Aim –
Can you print the data exactly and leave out each image?

* BEGIN Records provided *

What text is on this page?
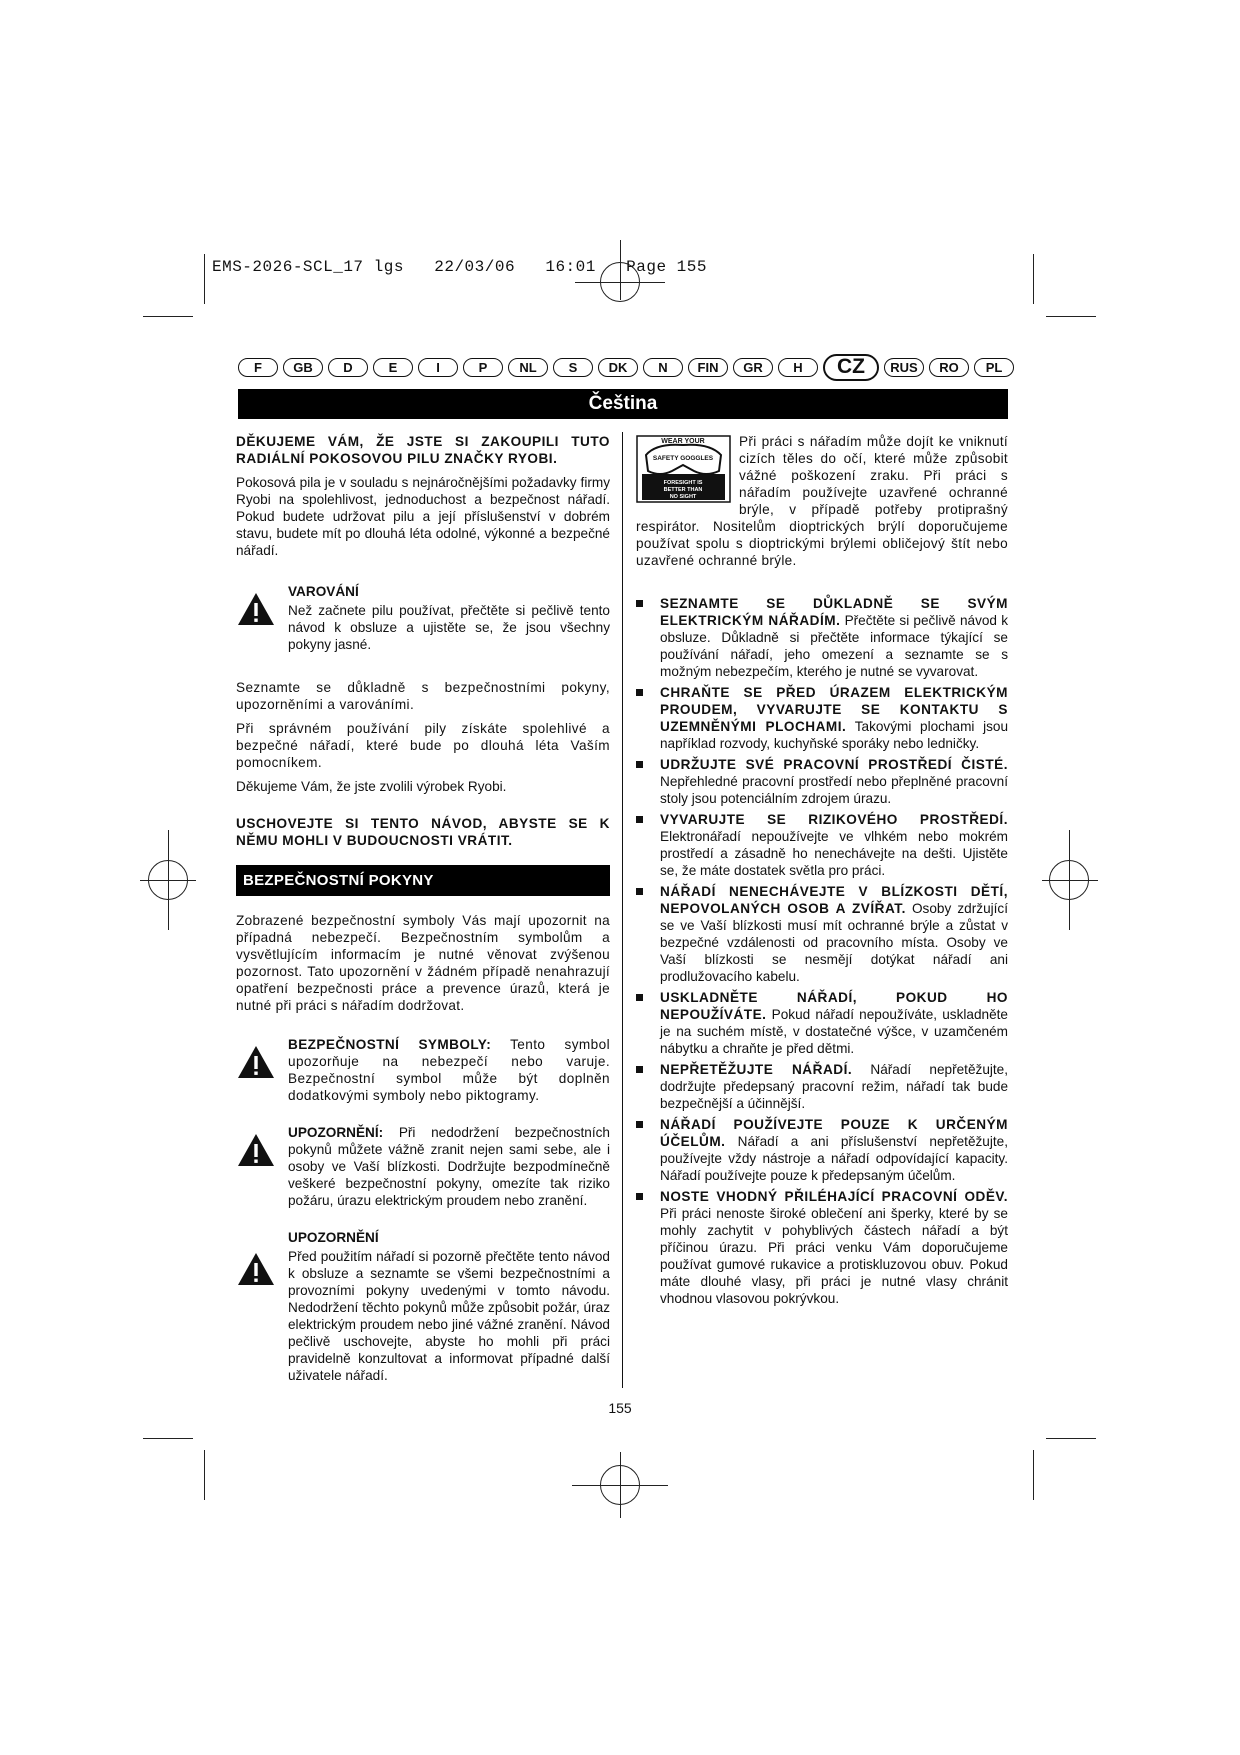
EMS-2026-SCL_17 lgs   22/03/06   16:01   Page 155
F	GB	D	E	I	P	NL	S	DK	N	FIN	GR	H	CZ	RUS	RO	PL
Čeština

DĚKUJEME VÁM, ŽE JSTE SI ZAKOUPILI TUTO RADIÁLNÍ POKOSOVOU PILU ZNAČKY RYOBI.

Pokosová pila je v souladu s nejnáročnějšími požadavky firmy Ryobi na spolehlivost, jednoduchost a bezpečnost nářadí. Pokud budete udržovat pilu a její příslušenství v dobrém stavu, budete mít po dlouhá léta odolné, výkonné a bezpečné nářadí.

VAROVÁNÍ
Než začnete pilu používat, přečtěte si pečlivě tento návod k obsluze a ujistěte se, že jsou všechny pokyny jasné.

Seznamte se důkladně s bezpečnostními pokyny, upozorněními a varováními.

Při správném používání pily získáte spolehlivé a bezpečné nářadí, které bude po dlouhá léta Vaším pomocníkem.

Děkujeme Vám, že jste zvolili výrobek Ryobi.

USCHOVEJTE SI TENTO NÁVOD, ABYSTE SE K NĚMU MOHLI V BUDOUCNOSTI VRÁTIT.

BEZPEČNOSTNÍ POKYNY

Zobrazené bezpečnostní symboly Vás mají upozornit na případná nebezpečí. Bezpečnostním symbolům a vysvětlujícím informacím je nutné věnovat zvýšenou pozornost. Tato upozornění v žádném případě nenahrazují opatření bezpečnosti práce a prevence úrazů, která je nutné při práci s nářadím dodržovat.

BEZPEČNOSTNÍ SYMBOLY: Tento symbol upozorňuje na nebezpečí nebo varuje. Bezpečnostní symbol může být doplněn dodatkovými symboly nebo piktogramy.
UPOZORNĚNÍ: Při nedodržení bezpečnostních pokynů můžete vážně zranit nejen sami sebe, ale i osoby ve Vaší blízkosti. Dodržujte bezpodmínečně veškeré bezpečnostní pokyny, omezíte tak riziko požáru, úrazu elektrickým proudem nebo zranění.
UPOZORNĚNÍ
Před použitím nářadí si pozorně přečtěte tento návod k obsluze a seznamte se všemi bezpečnostními a provozními pokyny uvedenými v tomto návodu. Nedodržení těchto pokynů může způsobit požár, úraz elektrickým proudem nebo jiné vážné zranění. Návod pečlivě uschovejte, abyste ho mohli při práci pravidelně konzultovat a informovat případné další uživatele nářadí.
WEAR YOUR
SAFETY GOGGLES
FORESIGHT IS
BETTER THAN
NO SIGHT
Při práci s nářadím může dojít ke vniknutí cizích těles do očí, které může způsobit vážné poškození zraku. Při práci s nářadím používejte uzavřené ochranné brýle, v případě potřeby protiprašný respirátor. Nositelům dioptrických brýlí doporučujeme používat spolu s dioptrickými brýlemi obličejový štít nebo uzavřené ochranné brýle.
SEZNAMTE SE DŮKLADNĚ SE SVÝM ELEKTRICKÝM NÁŘADÍM. Přečtěte si pečlivě návod k obsluze. Důkladně si přečtěte informace týkající se používání nářadí, jeho omezení a seznamte se s možným nebezpečím, kterého je nutné se vyvarovat.
CHRAŇTE SE PŘED ÚRAZEM ELEKTRICKÝM PROUDEM, VYVARUJTE SE KONTAKTU S UZEMNĚNÝMI PLOCHAMI. Takovými plochami jsou například rozvody, kuchyňské sporáky nebo ledničky.
UDRŽUJTE SVÉ PRACOVNÍ PROSTŘEDÍ ČISTÉ. Nepřehledné pracovní prostředí nebo přeplněné pracovní stoly jsou potenciálním zdrojem úrazu.
VYVARUJTE SE RIZIKOVÉHO PROSTŘEDÍ. Elektronářadí nepoužívejte ve vlhkém nebo mokrém prostředí a zásadně ho nenechávejte na dešti. Ujistěte se, že máte dostatek světla pro práci.
NÁŘADÍ NENECHÁVEJTE V BLÍZKOSTI DĚTÍ, NEPOVOLANÝCH OSOB A ZVÍŘAT. Osoby zdržující se ve Vaší blízkosti musí mít ochranné brýle a zůstat v bezpečné vzdálenosti od pracovního místa. Osoby ve Vaší blízkosti se nesmějí dotýkat nářadí ani prodlužovacího kabelu.
USKLADNĚTE NÁŘADÍ, POKUD HO NEPOUŽÍVÁTE. Pokud nářadí nepoužíváte, uskladněte je na suchém místě, v dostatečné výšce, v uzamčeném nábytku a chraňte je před dětmi.
NEPŘETĚŽUJTE NÁŘADÍ. Nářadí nepřetěžujte, dodržujte předepsaný pracovní režim, nářadí tak bude bezpečnější a účinnější.
NÁŘADÍ POUŽÍVEJTE POUZE K URČENÝM ÚČELŮM. Nářadí a ani příslušenství nepřetěžujte, používejte vždy nástroje a nářadí odpovídající kapacity. Nářadí používejte pouze k předepsaným účelům.
NOSTE VHODNÝ PŘILÉHAJÍCÍ PRACOVNÍ ODĚV. Při práci nenoste široké oblečení ani šperky, které by se mohly zachytit v pohyblivých částech nářadí a být příčinou úrazu. Při práci venku Vám doporučujeme používat gumové rukavice a protiskluzovou obuv. Pokud máte dlouhé vlasy, při práci je nutné vlasy chránit vhodnou vlasovou pokrývkou.
155
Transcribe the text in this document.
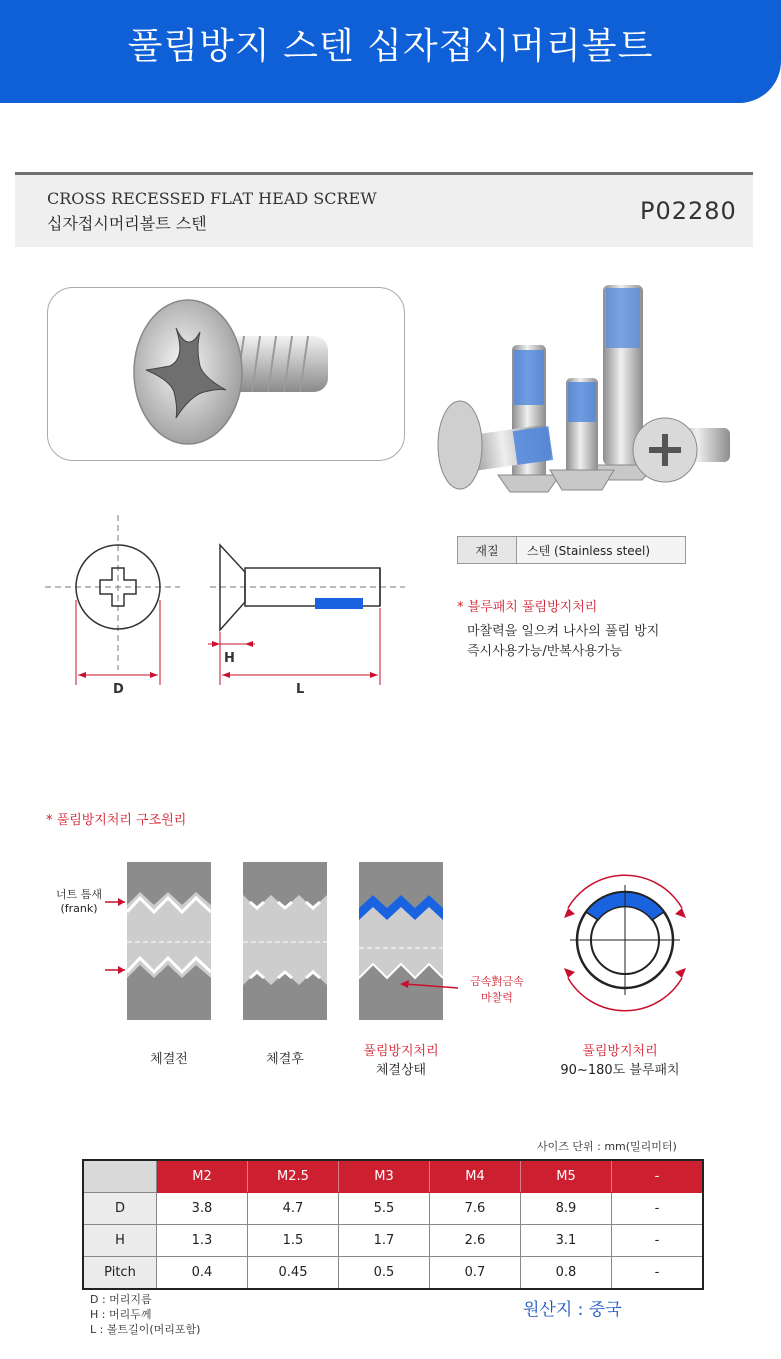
풀림방지 스텐 십자접시머리볼트
CROSS RECESSED FLAT HEAD SCREW
십자접시머리볼트 스텐	P02280
D
H
L
재질	스텐 (Stainless steel)
* 블루패치 풀림방지처리
마찰력을 일으켜 나사의 풀림 방지
즉시사용가능/반복사용가능
* 풀림방지처리 구조원리
너트 틈새
(frank)
금속對금속
마찰력
체결전	체결후
풀림방지처리
체결상태
풀림방지처리
90~180도 블루패치
사이즈 단위 : mm(밀리미터)
	M2	M2.5	M3	M4	M5	-
D	3.8	4.7	5.5	7.6	8.9	-
H	1.3	1.5	1.7	2.6	3.1	-
Pitch	0.4	0.45	0.5	0.7	0.8	-
D : 머리지름
H : 머리두께
L : 볼트길이(머리포함)
원산지 : 중국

* END Records provided *

Written solution –
What text is on this page?
EMS-2026-SCL_17 lgs   22/03/06   16:01   Page 155
F	GB	D	E	I	P	NL	S	DK	N	FIN	GR	H	CZ	RUS	RO	PL
Čeština

DĚKUJEME VÁM, ŽE JSTE SI ZAKOUPILI TUTO RADIÁLNÍ POKOSOVOU PILU ZNAČKY RYOBI.

Pokosová pila je v souladu s nejnáročnějšími požadavky firmy Ryobi na spolehlivost, jednoduchost a bezpečnost nářadí. Pokud budete udržovat pilu a její příslušenství v dobrém stavu, budete mít po dlouhá léta odolné, výkonné a bezpečné nářadí.

VAROVÁNÍ
Než začnete pilu používat, přečtěte si pečlivě tento návod k obsluze a ujistěte se, že jsou všechny pokyny jasné.

Seznamte se důkladně s bezpečnostními pokyny, upozorněními a varováními.

Při správném používání pily získáte spolehlivé a bezpečné nářadí, které bude po dlouhá léta Vaším pomocníkem.

Děkujeme Vám, že jste zvolili výrobek Ryobi.

USCHOVEJTE SI TENTO NÁVOD, ABYSTE SE K NĚMU MOHLI V BUDOUCNOSTI VRÁTIT.

BEZPEČNOSTNÍ POKYNY

Zobrazené bezpečnostní symboly Vás mají upozornit na případná nebezpečí. Bezpečnostním symbolům a vysvětlujícím informacím je nutné věnovat zvýšenou pozornost. Tato upozornění v žádném případě nenahrazují opatření bezpečnosti práce a prevence úrazů, která je nutné při práci s nářadím dodržovat.

BEZPEČNOSTNÍ SYMBOLY: Tento symbol upozorňuje na nebezpečí nebo varuje. Bezpečnostní symbol může být doplněn dodatkovými symboly nebo piktogramy.
UPOZORNĚNÍ: Při nedodržení bezpečnostních pokynů můžete vážně zranit nejen sami sebe, ale i osoby ve Vaší blízkosti. Dodržujte bezpodmínečně veškeré bezpečnostní pokyny, omezíte tak riziko požáru, úrazu elektrickým proudem nebo zranění.
UPOZORNĚNÍ
Před použitím nářadí si pozorně přečtěte tento návod k obsluze a seznamte se všemi bezpečnostními a provozními pokyny uvedenými v tomto návodu. Nedodržení těchto pokynů může způsobit požár, úraz elektrickým proudem nebo jiné vážné zranění. Návod pečlivě uschovejte, abyste ho mohli při práci pravidelně konzultovat a informovat případné další uživatele nářadí.
WEAR YOUR
SAFETY GOGGLES
FORESIGHT IS
BETTER THAN
NO SIGHT
Při práci s nářadím může dojít ke vniknutí cizích těles do očí, které může způsobit vážné poškození zraku. Při práci s nářadím používejte uzavřené ochranné brýle, v případě potřeby protiprašný respirátor. Nositelům dioptrických brýlí doporučujeme používat spolu s dioptrickými brýlemi obličejový štít nebo uzavřené ochranné brýle.
SEZNAMTE SE DŮKLADNĚ SE SVÝM ELEKTRICKÝM NÁŘADÍM. Přečtěte si pečlivě návod k obsluze. Důkladně si přečtěte informace týkající se používání nářadí, jeho omezení a seznamte se s možným nebezpečím, kterého je nutné se vyvarovat.
CHRAŇTE SE PŘED ÚRAZEM ELEKTRICKÝM PROUDEM, VYVARUJTE SE KONTAKTU S UZEMNĚNÝMI PLOCHAMI. Takovými plochami jsou například rozvody, kuchyňské sporáky nebo ledničky.
UDRŽUJTE SVÉ PRACOVNÍ PROSTŘEDÍ ČISTÉ. Nepřehledné pracovní prostředí nebo přeplněné pracovní stoly jsou potenciálním zdrojem úrazu.
VYVARUJTE SE RIZIKOVÉHO PROSTŘEDÍ. Elektronářadí nepoužívejte ve vlhkém nebo mokrém prostředí a zásadně ho nenechávejte na dešti. Ujistěte se, že máte dostatek světla pro práci.
NÁŘADÍ NENECHÁVEJTE V BLÍZKOSTI DĚTÍ, NEPOVOLANÝCH OSOB A ZVÍŘAT. Osoby zdržující se ve Vaší blízkosti musí mít ochranné brýle a zůstat v bezpečné vzdálenosti od pracovního místa. Osoby ve Vaší blízkosti se nesmějí dotýkat nářadí ani prodlužovacího kabelu.
USKLADNĚTE NÁŘADÍ, POKUD HO NEPOUŽÍVÁTE. Pokud nářadí nepoužíváte, uskladněte je na suchém místě, v dostatečné výšce, v uzamčeném nábytku a chraňte je před dětmi.
NEPŘETĚŽUJTE NÁŘADÍ. Nářadí nepřetěžujte, dodržujte předepsaný pracovní režim, nářadí tak bude bezpečnější a účinnější.
NÁŘADÍ POUŽÍVEJTE POUZE K URČENÝM ÚČELŮM. Nářadí a ani příslušenství nepřetěžujte, používejte vždy nástroje a nářadí odpovídající kapacity. Nářadí používejte pouze k předepsaným účelům.
NOSTE VHODNÝ PŘILÉHAJÍCÍ PRACOVNÍ ODĚV. Při práci nenoste široké oblečení ani šperky, které by se mohly zachytit v pohyblivých částech nářadí a být příčinou úrazu. Při práci venku Vám doporučujeme používat gumové rukavice a protiskluzovou obuv. Pokud máte dlouhé vlasy, při práci je nutné vlasy chránit vhodnou vlasovou pokrývkou.
155
Transcribe the text in this document.
풀림방지 스텐 십자접시머리볼트
CROSS RECESSED FLAT HEAD SCREW
십자접시머리볼트 스텐	P02280
D
H
L
재질	스텐 (Stainless steel)
* 블루패치 풀림방지처리
마찰력을 일으켜 나사의 풀림 방지
즉시사용가능/반복사용가능
* 풀림방지처리 구조원리
너트 틈새
(frank)
금속對금속
마찰력
체결전	체결후
풀림방지처리
체결상태
풀림방지처리
90~180도 블루패치
사이즈 단위 : mm(밀리미터)
	M2	M2.5	M3	M4	M5	-
D	3.8	4.7	5.5	7.6	8.9	-
H	1.3	1.5	1.7	2.6	3.1	-
Pitch	0.4	0.45	0.5	0.7	0.8	-
D : 머리지름
H : 머리두께
L : 볼트길이(머리포함)
원산지 : 중국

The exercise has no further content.